What is required:
Keep every line where the word "Visits" appears; drop the rest.

(Recorded data)
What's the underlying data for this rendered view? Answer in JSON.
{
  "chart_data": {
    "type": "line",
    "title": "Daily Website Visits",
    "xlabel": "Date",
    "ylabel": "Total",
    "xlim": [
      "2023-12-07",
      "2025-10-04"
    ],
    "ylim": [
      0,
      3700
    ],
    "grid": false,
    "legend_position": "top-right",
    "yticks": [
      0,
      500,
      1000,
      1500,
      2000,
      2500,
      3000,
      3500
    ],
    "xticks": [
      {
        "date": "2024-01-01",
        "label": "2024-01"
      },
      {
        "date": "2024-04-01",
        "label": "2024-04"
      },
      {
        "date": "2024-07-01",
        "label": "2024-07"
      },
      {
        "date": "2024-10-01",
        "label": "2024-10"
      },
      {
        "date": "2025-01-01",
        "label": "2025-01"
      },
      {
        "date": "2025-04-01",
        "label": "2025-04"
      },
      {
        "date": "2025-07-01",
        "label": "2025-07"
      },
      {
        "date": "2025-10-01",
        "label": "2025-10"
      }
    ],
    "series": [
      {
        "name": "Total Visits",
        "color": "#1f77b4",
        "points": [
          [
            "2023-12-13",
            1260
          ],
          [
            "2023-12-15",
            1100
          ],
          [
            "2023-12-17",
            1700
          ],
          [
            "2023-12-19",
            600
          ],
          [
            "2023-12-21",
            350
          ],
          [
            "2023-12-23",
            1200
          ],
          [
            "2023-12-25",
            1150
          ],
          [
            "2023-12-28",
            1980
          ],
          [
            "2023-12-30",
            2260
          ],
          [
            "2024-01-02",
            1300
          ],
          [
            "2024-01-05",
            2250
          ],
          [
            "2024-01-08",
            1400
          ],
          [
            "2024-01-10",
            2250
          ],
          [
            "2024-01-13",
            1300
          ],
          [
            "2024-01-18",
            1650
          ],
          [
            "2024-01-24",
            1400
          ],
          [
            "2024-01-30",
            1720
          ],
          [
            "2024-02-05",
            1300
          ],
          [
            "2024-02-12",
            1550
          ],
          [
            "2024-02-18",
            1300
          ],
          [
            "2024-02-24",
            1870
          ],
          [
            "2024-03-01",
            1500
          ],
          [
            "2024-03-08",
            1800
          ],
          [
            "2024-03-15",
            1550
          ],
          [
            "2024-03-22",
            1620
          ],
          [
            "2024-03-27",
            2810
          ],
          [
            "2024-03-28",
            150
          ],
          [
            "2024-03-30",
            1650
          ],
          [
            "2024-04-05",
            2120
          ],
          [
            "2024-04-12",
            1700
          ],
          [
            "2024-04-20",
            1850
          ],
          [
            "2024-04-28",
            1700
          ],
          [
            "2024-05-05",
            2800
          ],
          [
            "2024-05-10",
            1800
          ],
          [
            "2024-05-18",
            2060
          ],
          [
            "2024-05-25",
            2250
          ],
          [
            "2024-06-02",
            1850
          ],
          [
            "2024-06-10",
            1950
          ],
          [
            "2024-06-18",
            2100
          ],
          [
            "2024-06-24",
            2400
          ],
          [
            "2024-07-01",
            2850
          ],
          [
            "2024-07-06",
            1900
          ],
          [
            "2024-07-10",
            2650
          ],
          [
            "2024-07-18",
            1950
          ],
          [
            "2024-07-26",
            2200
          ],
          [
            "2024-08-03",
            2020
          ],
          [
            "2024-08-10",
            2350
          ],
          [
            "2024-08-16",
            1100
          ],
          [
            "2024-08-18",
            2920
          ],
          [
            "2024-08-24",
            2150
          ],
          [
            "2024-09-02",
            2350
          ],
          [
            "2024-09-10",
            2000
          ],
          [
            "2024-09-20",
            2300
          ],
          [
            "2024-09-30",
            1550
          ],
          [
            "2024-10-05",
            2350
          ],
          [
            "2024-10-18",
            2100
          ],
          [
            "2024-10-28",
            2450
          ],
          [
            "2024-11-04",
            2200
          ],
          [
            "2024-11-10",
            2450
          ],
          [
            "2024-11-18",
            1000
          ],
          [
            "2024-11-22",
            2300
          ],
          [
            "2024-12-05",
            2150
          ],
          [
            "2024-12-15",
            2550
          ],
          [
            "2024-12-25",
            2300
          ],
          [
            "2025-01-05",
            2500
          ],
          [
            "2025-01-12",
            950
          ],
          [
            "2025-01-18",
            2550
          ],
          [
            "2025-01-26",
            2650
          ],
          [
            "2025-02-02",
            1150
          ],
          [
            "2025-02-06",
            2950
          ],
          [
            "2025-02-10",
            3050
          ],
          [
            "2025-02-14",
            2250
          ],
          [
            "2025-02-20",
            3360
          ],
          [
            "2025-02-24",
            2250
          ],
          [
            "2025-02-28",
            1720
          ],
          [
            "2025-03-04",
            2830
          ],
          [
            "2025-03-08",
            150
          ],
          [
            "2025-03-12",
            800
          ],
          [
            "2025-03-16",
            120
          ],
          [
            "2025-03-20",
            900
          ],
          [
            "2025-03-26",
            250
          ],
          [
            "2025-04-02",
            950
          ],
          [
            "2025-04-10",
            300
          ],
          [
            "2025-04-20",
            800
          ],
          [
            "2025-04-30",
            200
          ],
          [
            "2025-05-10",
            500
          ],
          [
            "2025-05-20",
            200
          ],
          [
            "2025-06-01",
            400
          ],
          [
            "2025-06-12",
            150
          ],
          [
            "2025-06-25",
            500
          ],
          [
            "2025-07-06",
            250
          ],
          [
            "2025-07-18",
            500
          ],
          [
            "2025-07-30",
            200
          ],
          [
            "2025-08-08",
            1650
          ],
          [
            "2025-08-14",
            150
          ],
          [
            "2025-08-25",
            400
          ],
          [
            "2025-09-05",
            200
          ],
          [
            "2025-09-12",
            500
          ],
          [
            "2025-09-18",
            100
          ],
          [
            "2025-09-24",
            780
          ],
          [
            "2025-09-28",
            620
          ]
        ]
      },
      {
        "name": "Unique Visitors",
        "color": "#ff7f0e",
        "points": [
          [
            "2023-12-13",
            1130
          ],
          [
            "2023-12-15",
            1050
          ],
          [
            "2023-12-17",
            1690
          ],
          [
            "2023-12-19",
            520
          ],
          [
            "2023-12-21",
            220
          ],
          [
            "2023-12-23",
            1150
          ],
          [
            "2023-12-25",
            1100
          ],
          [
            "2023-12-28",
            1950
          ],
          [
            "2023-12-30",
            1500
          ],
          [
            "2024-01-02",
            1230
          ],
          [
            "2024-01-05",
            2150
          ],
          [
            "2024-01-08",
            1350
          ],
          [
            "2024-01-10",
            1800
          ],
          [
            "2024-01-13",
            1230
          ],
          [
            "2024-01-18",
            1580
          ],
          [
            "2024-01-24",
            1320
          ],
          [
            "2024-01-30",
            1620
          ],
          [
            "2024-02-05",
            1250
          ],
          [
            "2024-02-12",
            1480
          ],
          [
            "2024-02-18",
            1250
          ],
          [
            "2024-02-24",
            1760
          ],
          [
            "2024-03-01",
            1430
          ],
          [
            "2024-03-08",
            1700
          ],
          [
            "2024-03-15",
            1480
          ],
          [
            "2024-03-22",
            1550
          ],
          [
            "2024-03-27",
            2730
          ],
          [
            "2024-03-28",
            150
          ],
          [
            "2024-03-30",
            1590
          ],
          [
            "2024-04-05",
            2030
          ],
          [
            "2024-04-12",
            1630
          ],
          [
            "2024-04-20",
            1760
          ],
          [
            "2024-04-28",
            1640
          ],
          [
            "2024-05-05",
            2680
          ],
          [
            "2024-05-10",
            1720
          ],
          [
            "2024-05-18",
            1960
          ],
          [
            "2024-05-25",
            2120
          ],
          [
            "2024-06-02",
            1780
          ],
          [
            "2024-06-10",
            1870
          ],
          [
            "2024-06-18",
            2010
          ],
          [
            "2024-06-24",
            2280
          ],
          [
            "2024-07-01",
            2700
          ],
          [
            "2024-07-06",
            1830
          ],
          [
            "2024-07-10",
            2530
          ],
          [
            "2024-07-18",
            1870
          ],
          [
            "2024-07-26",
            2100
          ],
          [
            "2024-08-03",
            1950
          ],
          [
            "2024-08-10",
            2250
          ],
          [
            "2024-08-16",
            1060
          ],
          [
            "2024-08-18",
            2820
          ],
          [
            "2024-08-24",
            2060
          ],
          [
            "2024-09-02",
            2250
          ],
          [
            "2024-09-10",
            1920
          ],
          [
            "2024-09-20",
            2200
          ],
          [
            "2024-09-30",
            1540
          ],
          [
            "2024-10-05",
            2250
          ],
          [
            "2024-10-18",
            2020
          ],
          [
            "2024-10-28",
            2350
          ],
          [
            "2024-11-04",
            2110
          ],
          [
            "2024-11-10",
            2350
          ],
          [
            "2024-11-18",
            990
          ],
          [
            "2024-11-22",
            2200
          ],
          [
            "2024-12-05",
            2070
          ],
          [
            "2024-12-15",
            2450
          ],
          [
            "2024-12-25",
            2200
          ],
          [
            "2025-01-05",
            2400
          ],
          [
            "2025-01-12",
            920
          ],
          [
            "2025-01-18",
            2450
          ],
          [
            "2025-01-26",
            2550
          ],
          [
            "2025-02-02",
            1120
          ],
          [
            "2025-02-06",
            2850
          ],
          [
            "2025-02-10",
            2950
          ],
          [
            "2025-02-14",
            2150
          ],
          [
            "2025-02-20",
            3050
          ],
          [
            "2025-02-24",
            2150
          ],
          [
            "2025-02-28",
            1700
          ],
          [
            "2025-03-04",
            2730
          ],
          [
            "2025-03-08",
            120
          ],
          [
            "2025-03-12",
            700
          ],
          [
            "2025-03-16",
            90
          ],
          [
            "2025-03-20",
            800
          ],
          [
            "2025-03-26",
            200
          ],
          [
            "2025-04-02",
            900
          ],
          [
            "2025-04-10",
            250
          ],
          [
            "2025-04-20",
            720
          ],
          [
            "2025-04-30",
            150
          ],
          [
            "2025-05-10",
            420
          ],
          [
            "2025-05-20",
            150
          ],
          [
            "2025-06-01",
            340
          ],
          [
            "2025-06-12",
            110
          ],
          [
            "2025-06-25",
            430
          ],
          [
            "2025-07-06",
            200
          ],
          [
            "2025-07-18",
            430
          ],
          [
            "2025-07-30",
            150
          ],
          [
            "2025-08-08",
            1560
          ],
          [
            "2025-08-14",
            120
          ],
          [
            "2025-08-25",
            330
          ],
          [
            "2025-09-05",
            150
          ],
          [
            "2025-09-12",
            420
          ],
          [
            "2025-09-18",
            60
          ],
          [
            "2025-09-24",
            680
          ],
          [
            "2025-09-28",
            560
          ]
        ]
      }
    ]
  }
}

Answer for this exercise:
    "title": "Daily Website Visits",
        "name": "Total Visits",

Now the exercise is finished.